What to work on:
Pull out every line with the word "Deputados".

Recorded information:
┌────────
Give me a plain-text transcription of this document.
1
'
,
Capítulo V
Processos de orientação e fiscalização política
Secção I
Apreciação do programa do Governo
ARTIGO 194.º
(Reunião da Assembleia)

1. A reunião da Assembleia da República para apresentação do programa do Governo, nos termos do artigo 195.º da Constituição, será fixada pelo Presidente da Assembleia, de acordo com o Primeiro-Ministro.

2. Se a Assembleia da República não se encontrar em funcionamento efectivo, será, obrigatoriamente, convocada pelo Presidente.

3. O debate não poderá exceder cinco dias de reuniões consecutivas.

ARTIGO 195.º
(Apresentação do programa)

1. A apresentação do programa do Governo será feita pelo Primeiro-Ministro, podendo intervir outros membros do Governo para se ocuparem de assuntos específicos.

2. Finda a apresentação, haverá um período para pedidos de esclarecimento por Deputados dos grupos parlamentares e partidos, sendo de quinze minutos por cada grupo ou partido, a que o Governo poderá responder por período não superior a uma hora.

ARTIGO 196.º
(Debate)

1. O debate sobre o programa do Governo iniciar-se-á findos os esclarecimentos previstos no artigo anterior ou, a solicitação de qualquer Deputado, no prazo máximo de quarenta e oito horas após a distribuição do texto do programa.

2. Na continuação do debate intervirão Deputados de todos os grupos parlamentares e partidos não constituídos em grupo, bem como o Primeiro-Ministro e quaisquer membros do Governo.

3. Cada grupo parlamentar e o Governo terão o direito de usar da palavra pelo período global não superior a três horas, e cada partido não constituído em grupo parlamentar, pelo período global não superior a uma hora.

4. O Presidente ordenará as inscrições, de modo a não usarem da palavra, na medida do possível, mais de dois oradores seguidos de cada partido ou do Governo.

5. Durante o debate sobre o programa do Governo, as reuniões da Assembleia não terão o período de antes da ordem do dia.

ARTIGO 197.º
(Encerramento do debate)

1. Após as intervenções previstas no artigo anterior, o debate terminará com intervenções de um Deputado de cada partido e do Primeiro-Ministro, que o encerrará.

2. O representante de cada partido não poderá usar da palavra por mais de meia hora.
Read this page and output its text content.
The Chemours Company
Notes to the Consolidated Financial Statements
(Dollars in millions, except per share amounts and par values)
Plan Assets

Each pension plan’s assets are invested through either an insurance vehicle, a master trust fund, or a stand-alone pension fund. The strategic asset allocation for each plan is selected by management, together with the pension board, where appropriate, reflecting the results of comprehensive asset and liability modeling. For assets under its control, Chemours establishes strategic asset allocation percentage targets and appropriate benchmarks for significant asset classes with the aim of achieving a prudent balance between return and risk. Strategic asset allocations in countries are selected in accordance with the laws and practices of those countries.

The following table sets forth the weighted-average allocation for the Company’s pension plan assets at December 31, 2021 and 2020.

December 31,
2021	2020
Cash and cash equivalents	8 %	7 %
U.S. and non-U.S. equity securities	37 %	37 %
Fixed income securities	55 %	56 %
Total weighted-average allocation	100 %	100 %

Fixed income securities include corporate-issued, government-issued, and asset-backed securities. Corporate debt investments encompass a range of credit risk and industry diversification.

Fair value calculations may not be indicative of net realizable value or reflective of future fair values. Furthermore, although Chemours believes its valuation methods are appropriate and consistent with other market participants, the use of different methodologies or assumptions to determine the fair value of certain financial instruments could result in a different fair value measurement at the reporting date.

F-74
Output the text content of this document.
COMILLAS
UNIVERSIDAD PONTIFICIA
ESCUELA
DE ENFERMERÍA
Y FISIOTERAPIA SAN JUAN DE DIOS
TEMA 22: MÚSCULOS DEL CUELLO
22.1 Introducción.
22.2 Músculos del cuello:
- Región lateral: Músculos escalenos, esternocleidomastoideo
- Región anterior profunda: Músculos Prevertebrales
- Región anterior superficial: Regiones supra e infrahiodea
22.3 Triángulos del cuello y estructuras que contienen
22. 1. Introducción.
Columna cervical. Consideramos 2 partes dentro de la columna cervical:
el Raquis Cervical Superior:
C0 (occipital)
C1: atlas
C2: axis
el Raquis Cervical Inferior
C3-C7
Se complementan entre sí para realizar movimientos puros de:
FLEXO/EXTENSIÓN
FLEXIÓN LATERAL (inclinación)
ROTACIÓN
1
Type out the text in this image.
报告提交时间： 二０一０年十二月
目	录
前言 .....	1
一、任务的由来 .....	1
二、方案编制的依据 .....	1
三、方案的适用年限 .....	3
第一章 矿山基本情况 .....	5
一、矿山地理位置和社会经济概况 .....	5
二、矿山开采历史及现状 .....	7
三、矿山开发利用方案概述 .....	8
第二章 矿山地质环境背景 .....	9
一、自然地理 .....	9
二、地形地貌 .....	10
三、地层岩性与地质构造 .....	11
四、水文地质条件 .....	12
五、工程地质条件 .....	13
└────────
The answer:
2. Finda a apresentação, haverá um período para pedidos de esclarecimento por Deputados dos grupos parlamentares e partidos, sendo de quinze minutos por cada grupo ou partido, a que o Governo poderá responder por período não superior a uma hora.
2. Na continuação do debate intervirão Deputados de todos os grupos parlamentares e partidos não constituídos em grupo, bem como o Primeiro-Ministro e quaisquer membros do Governo.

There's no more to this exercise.